CONSEGNA SCRITTA = Elenca tutti i tipi di fonte energetica che il testo sul fabbisogno energetico in Italia nomina in modo specifico.

======== DOCUMENTO DI PARTENZA

Il fabbisogno energetico in Italia: questo sconosciuto. Quanto poco si parli di energia e fabbisogno energetico ma soprattutto di quanto l’energia sia importante per tutto il sistema economico nazionale, dalla produzione industriale all’uso casalingo e quotidiano, ormai è cosa acclarata.
Diventa preoccupante constatare che questo fondamentale argomento è però trattato in maniera “nebbiosa” anche dai governi che si succedono nel nostro Paese.
Spaventa in verità l’assenza di una politica a lungo termine che delinei in maniera chiara un’azione che, pur ricevendo aggiustamenti dall’avvicendarsi al Governo di ideologie con approcci diversi in tale materia, abbia una direzione chiara.
Sulla strada che porti ad un pianeta green probabilmente dovremmo procedere limitando la forte dipendenza da fonti energetiche di altri Paesi che in buona o cattiva fede condizionano l’economia italiana.
Condivisibile la scelta delle fonti rinnovabili come eolico e solare, fondamentale la messa a sistema delle economie circolari nel trattamento rifiuti ma assolutamente prematuro pensare di limitare l’uso delle fonti fossili. A questo riguardo è, ancora una volta, interessante quanto sviluppato da SRM nel recente rapporto annuale “EneMed – Med & Italian Energy Report” sul settore dell’energia in Italia e nel Mediterraneo.

================
======== SEZIONE DATI

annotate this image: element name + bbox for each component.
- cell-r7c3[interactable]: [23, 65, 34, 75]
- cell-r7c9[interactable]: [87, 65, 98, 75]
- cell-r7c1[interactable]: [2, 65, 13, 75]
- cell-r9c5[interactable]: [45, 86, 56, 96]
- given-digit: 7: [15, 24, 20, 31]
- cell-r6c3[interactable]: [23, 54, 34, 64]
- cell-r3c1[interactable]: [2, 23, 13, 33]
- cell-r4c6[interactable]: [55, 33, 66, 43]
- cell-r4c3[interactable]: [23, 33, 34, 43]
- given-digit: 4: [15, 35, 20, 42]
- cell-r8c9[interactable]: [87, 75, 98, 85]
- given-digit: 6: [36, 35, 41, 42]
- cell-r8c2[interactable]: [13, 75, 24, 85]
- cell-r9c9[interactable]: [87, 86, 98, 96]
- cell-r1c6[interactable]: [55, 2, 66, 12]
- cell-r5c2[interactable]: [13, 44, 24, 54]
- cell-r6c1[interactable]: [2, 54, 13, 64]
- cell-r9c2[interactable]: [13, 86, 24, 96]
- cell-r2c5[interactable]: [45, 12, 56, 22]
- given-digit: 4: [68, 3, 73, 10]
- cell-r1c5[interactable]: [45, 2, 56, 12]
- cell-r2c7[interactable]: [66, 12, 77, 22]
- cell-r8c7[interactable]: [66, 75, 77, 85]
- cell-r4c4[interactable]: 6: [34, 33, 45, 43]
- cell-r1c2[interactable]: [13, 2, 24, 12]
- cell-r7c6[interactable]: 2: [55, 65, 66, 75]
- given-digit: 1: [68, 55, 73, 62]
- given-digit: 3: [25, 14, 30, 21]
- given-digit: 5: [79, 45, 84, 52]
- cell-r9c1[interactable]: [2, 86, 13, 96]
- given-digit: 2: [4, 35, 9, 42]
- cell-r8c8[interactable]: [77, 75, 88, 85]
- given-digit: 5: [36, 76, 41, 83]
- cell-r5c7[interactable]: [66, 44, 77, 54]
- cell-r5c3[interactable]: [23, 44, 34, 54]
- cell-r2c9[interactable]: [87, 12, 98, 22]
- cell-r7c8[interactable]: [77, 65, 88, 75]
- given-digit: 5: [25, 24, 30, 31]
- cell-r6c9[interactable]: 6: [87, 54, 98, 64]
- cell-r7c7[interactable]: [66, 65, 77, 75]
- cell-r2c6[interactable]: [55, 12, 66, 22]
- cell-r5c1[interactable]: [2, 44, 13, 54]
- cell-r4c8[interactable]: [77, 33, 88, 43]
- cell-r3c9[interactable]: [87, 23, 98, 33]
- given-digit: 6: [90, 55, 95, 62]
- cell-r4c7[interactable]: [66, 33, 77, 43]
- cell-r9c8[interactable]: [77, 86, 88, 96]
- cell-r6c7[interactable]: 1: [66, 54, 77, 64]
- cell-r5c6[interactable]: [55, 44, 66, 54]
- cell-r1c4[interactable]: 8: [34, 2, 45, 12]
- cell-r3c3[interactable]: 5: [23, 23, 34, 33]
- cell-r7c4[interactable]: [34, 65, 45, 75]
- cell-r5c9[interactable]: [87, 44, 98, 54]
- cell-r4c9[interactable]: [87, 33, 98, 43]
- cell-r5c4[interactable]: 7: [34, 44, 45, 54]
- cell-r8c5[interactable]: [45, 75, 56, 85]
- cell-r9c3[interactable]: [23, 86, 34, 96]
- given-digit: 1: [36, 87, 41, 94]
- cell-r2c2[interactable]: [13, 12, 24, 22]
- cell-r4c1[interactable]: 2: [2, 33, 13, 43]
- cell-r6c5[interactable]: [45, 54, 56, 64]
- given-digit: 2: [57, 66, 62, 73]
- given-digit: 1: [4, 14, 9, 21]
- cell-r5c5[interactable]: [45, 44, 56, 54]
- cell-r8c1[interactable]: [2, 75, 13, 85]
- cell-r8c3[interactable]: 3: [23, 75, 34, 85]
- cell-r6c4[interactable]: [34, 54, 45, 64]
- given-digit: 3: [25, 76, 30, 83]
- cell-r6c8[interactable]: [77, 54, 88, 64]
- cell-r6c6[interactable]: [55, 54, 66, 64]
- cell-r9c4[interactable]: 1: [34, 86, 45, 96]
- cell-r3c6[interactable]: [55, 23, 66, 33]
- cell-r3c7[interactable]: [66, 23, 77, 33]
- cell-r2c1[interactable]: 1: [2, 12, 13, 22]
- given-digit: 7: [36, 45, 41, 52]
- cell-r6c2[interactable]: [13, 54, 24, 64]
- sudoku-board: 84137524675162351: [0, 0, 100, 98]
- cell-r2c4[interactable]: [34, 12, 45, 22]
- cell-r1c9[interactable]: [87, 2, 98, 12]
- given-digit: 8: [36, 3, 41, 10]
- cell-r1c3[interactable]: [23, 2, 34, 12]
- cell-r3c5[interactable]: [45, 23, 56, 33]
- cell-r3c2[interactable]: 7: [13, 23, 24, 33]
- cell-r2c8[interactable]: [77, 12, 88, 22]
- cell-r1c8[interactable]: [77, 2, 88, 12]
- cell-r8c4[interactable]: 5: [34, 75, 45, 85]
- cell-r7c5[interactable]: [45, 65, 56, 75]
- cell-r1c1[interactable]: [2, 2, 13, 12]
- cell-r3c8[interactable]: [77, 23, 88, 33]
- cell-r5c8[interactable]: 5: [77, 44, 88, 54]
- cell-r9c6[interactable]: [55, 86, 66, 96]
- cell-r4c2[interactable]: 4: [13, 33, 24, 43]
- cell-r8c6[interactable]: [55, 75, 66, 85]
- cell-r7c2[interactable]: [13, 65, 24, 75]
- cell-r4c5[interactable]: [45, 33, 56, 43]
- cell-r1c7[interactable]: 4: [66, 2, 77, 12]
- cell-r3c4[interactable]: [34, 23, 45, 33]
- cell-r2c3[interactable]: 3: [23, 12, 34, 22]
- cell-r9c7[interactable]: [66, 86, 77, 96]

================
======== SEZIONE DATI

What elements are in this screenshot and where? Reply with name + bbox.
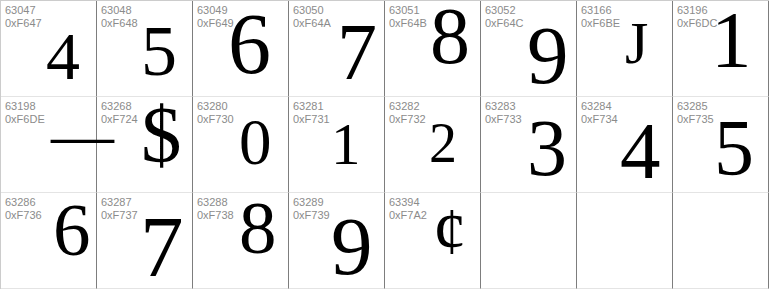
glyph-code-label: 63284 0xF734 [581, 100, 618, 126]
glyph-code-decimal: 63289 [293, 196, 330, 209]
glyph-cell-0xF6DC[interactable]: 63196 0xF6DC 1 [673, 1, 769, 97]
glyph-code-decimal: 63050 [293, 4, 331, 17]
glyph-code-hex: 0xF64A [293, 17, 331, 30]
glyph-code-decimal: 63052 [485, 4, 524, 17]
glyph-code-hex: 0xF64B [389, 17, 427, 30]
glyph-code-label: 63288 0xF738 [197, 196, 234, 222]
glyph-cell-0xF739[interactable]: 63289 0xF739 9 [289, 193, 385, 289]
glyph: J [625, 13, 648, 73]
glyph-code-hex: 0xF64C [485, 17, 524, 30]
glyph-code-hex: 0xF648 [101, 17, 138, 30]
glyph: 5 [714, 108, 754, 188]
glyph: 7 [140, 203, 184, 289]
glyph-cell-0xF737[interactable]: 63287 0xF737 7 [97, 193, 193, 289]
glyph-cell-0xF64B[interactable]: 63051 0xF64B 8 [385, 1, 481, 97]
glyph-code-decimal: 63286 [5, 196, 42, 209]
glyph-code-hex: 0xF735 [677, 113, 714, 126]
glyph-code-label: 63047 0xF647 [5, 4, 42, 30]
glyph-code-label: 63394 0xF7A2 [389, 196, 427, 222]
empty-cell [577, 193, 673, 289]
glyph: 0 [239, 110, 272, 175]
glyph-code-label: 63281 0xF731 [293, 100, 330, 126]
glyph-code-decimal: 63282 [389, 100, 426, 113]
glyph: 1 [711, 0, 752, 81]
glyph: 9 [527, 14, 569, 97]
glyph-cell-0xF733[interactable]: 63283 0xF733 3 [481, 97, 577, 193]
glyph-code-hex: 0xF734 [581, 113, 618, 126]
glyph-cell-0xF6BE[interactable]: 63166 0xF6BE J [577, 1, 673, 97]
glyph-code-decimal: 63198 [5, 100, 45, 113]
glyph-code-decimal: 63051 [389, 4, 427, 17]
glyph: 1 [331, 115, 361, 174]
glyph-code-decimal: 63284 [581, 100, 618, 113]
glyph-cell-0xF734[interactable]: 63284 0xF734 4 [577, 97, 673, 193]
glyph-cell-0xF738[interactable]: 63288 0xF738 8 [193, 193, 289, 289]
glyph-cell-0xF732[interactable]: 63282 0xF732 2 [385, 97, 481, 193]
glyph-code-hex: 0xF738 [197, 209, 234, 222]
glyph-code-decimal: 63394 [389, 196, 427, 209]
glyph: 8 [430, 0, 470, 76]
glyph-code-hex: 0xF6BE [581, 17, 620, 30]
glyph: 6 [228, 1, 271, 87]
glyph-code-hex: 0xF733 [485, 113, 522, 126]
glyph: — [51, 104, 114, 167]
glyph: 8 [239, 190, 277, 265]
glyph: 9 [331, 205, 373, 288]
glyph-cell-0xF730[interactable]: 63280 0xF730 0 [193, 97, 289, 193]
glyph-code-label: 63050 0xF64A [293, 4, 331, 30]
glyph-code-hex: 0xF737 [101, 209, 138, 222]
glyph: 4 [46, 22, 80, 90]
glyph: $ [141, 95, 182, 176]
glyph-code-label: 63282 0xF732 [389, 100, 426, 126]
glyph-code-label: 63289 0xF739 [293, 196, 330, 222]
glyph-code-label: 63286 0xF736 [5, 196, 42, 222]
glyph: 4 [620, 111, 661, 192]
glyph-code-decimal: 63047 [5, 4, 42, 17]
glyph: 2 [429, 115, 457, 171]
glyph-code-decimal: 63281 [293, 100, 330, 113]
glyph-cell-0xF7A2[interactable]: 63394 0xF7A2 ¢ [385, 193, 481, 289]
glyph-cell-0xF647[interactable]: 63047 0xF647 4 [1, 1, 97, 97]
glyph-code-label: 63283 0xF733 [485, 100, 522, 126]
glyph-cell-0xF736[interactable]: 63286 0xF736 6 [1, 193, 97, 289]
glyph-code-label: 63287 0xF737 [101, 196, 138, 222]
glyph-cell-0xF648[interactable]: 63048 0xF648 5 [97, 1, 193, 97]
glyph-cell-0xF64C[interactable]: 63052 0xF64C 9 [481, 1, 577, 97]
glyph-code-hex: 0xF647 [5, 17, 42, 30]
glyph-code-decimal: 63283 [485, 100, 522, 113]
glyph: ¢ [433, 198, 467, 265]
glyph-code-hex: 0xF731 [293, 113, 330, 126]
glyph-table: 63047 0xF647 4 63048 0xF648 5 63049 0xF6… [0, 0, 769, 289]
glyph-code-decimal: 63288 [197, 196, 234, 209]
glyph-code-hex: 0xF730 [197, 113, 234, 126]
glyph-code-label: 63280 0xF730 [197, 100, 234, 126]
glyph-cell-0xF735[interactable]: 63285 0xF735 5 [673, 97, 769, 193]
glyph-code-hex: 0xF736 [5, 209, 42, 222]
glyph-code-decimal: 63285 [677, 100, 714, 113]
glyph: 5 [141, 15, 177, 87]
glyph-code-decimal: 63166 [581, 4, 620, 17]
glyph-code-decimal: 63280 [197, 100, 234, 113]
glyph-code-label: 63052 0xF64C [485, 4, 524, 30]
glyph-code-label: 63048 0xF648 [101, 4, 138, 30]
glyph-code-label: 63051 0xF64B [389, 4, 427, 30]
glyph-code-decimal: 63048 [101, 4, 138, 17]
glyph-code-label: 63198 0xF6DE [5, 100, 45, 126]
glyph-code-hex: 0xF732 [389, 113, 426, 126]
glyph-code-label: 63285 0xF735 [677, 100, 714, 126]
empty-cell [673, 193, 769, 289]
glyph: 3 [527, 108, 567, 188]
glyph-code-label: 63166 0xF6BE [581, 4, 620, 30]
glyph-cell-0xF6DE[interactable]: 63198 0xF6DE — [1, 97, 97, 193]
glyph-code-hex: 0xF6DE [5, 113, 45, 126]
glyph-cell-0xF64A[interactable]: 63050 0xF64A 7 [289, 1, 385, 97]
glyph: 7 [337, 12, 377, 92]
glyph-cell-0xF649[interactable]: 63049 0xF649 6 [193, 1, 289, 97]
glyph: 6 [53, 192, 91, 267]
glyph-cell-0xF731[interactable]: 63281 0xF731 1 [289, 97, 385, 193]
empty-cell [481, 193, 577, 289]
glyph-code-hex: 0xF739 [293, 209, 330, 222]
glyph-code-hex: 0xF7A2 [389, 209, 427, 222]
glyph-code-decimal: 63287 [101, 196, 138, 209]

================

RISPOSTA COMPLETA = Eolico, solare, fonti fossili.